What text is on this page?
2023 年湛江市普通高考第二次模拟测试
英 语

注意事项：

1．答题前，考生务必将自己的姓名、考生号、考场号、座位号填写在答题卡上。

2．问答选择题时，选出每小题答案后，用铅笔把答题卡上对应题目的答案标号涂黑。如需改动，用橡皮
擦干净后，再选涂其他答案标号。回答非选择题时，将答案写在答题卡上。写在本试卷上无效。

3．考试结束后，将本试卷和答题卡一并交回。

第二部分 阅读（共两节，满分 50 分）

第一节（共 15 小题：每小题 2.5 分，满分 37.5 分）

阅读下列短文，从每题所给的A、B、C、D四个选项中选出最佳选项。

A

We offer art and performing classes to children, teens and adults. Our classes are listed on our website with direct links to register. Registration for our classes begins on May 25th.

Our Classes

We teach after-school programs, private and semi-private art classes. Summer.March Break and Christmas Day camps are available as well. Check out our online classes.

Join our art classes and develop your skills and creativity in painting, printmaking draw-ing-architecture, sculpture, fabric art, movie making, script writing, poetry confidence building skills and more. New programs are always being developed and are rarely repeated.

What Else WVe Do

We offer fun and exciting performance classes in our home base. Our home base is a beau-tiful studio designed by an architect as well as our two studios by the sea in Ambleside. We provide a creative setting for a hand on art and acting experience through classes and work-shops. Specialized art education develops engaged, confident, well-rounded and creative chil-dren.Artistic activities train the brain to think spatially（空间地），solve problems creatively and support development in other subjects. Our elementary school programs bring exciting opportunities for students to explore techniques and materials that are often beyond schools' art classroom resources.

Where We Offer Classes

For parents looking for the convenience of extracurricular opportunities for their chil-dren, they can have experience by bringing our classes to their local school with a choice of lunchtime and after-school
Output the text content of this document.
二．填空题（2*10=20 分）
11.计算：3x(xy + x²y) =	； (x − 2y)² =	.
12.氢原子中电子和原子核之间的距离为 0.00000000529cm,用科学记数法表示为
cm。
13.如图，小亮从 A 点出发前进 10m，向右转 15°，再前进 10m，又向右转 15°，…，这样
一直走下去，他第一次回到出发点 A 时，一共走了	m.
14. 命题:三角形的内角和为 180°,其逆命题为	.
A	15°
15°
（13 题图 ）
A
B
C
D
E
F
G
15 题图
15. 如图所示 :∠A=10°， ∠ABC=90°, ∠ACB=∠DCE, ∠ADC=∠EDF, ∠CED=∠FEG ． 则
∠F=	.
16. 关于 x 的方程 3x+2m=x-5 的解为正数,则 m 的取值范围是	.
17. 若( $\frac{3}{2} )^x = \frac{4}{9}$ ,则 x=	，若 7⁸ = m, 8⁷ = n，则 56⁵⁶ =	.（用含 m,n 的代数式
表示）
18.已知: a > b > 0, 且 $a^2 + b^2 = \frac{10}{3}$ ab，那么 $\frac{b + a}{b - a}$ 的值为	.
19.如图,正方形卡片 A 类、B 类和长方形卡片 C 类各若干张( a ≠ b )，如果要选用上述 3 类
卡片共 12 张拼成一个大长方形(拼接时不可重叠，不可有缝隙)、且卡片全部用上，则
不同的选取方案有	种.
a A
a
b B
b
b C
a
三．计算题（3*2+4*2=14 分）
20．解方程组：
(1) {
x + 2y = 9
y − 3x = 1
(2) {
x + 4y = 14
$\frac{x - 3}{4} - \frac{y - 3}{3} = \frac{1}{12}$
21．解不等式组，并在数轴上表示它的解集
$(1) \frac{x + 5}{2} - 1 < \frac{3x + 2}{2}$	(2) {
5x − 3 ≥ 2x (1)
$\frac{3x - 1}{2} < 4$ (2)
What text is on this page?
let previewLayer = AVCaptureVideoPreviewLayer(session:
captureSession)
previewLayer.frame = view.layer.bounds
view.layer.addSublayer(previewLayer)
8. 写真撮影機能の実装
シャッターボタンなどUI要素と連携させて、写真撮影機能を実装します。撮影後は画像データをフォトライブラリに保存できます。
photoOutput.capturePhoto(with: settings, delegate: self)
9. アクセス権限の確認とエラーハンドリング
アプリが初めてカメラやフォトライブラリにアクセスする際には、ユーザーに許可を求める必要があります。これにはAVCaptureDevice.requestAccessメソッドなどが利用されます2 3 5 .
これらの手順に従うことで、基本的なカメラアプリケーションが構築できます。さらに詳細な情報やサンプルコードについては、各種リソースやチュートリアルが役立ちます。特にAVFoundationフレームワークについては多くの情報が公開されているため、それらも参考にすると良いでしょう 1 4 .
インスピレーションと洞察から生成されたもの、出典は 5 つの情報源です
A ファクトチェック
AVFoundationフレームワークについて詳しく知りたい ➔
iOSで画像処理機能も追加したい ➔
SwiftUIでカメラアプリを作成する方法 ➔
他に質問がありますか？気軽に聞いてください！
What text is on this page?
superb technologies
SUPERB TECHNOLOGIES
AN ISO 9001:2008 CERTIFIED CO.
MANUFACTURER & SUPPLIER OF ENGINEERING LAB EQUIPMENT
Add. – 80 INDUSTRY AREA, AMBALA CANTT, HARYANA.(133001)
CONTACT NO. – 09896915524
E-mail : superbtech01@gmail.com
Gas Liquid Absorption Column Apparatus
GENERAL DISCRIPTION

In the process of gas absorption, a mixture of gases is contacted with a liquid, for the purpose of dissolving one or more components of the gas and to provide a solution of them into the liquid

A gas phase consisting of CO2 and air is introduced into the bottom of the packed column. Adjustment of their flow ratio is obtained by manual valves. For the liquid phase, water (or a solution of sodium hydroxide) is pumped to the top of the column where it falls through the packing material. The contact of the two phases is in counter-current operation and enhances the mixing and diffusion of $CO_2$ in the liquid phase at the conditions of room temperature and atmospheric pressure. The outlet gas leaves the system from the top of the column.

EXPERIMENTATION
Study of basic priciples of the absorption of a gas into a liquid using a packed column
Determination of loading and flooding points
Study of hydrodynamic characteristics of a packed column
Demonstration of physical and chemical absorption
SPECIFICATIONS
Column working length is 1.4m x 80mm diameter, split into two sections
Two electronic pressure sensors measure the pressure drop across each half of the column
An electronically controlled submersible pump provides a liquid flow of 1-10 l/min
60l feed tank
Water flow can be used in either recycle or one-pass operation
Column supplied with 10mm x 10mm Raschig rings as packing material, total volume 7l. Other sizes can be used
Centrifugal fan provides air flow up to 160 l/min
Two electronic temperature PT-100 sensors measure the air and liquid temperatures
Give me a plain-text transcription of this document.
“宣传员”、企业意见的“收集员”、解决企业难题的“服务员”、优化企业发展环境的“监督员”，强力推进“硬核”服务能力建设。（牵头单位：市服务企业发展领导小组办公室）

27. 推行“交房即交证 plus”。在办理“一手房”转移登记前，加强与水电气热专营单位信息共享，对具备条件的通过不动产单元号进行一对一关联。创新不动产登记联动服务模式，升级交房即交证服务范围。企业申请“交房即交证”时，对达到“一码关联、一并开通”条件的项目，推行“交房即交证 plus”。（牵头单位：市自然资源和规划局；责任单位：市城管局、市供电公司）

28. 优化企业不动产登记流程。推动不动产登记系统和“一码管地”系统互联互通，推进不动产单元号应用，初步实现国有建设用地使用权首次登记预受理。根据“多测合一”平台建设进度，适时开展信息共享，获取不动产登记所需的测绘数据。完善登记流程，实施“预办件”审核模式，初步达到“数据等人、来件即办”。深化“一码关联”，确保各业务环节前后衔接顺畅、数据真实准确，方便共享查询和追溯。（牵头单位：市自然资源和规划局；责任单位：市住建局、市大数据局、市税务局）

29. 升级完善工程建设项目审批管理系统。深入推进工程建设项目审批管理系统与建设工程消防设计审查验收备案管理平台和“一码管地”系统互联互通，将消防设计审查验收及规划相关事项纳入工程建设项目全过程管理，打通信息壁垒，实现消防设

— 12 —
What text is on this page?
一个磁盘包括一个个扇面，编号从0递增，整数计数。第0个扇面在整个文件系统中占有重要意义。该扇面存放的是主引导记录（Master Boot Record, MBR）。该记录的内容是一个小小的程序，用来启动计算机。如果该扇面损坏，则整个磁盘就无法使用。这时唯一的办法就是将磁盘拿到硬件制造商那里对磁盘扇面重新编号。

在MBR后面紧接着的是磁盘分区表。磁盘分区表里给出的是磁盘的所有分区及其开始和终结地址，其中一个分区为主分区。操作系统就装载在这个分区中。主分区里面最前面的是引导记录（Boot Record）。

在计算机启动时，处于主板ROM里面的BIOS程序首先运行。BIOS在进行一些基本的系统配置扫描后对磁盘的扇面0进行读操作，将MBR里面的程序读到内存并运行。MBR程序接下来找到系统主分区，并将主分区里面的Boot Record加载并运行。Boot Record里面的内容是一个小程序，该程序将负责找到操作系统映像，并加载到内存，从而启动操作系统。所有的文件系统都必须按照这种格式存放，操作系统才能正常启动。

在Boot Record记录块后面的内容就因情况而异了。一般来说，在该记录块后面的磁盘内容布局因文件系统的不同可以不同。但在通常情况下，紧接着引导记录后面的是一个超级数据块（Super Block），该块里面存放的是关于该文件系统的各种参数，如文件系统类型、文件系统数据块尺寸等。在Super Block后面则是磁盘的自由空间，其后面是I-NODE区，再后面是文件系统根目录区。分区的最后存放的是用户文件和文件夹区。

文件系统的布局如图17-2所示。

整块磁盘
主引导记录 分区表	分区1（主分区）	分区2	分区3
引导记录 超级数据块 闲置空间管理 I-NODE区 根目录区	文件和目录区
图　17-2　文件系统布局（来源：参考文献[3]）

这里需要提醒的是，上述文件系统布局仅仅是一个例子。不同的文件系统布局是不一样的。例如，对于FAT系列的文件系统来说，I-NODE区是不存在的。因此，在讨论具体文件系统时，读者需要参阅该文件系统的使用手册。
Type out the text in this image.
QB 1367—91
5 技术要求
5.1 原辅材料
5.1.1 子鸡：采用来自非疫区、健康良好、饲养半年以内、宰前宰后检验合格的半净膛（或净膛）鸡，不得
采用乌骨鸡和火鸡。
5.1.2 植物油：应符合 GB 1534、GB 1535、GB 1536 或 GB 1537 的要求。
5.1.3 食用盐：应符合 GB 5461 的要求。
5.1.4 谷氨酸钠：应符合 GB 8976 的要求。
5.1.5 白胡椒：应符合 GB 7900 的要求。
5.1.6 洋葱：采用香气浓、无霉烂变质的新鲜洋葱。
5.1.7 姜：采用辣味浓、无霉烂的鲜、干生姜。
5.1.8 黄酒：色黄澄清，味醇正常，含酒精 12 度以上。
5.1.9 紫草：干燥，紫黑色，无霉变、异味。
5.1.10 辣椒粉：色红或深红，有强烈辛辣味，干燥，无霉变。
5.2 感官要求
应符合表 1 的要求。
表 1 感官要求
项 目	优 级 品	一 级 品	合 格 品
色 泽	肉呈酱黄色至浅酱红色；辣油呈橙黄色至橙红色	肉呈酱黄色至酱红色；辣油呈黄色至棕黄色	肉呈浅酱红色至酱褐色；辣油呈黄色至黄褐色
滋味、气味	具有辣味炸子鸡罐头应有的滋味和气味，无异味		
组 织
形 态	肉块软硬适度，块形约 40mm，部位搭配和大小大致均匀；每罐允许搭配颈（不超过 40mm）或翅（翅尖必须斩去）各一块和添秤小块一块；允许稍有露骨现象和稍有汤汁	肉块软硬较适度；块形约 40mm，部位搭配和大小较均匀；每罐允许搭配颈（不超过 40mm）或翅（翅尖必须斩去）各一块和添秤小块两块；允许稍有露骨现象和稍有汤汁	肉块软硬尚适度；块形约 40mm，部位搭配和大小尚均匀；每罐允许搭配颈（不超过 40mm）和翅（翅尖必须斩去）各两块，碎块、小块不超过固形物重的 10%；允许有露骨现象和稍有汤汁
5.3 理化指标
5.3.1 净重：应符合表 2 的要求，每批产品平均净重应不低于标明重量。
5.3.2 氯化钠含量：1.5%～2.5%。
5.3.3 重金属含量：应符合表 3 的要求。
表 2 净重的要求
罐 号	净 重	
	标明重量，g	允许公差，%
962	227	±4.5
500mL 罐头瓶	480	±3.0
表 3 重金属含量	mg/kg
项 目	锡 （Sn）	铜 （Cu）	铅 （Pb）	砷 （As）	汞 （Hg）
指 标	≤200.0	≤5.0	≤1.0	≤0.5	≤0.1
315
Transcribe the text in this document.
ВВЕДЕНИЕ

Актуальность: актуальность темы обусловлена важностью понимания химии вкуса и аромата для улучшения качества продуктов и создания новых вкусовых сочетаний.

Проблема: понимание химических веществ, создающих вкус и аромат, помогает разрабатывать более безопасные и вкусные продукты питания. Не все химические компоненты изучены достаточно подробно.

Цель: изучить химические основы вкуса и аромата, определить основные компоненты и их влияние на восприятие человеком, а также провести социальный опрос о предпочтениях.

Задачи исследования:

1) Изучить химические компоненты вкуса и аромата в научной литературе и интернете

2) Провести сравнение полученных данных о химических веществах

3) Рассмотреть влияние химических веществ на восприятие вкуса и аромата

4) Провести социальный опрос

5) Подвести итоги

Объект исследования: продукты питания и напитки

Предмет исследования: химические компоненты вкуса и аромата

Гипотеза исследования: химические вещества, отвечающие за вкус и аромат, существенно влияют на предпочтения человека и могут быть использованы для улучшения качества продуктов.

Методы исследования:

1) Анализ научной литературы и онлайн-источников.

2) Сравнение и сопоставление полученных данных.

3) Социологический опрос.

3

§

▸ **WRITTEN TASK**: From the data above, show each line that contains "влияние".

▸ **WRITTEN ANSWER**:
Цель: изучить химические основы вкуса и аромата, определить основные компоненты и их влияние на восприятие человеком, а также провести социальный опрос о предпочтениях.
3) Рассмотреть влияние химических веществ на восприятие вкуса и аромата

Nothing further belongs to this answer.